__Task goal__. Copy out the listing word for word, from its first line through the line containing "x-axis-tick-label: 2019 xyxy=(535,893,593,923)", with both ends included.

[begin Entries shown]

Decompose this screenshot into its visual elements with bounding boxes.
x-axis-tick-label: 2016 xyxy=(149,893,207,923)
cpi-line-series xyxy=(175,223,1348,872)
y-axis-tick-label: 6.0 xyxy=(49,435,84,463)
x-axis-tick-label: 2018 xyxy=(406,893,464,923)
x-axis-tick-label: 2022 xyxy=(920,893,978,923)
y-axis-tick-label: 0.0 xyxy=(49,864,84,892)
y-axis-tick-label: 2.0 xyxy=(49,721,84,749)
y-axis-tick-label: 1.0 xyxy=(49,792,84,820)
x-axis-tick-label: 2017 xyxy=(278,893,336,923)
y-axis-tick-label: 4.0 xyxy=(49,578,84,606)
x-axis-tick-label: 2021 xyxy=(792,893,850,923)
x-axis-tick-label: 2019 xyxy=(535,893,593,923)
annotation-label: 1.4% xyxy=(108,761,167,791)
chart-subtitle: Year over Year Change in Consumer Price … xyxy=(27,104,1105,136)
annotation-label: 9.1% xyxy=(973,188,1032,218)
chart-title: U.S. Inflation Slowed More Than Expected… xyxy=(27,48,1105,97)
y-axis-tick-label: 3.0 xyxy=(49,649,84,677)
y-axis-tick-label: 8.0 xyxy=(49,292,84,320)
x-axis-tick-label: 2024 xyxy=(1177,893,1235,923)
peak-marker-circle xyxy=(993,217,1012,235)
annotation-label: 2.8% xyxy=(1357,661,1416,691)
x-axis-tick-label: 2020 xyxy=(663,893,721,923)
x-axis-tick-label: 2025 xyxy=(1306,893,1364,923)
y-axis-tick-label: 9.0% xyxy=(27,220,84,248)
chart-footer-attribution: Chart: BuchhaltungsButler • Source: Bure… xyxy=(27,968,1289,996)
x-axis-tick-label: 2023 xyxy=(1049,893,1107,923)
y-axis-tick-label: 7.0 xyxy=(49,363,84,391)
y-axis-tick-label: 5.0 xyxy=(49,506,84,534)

[end Entries shown]

__Result for this exercise__.
Decompose this screenshot into its visual elements with bounding boxes.
x-axis-tick-label: 2016 xyxy=(149,893,207,923)
cpi-line-series xyxy=(175,223,1348,872)
y-axis-tick-label: 6.0 xyxy=(49,435,84,463)
x-axis-tick-label: 2018 xyxy=(406,893,464,923)
x-axis-tick-label: 2022 xyxy=(920,893,978,923)
y-axis-tick-label: 0.0 xyxy=(49,864,84,892)
y-axis-tick-label: 2.0 xyxy=(49,721,84,749)
y-axis-tick-label: 1.0 xyxy=(49,792,84,820)
x-axis-tick-label: 2017 xyxy=(278,893,336,923)
y-axis-tick-label: 4.0 xyxy=(49,578,84,606)
x-axis-tick-label: 2021 xyxy=(792,893,850,923)
x-axis-tick-label: 2019 xyxy=(535,893,593,923)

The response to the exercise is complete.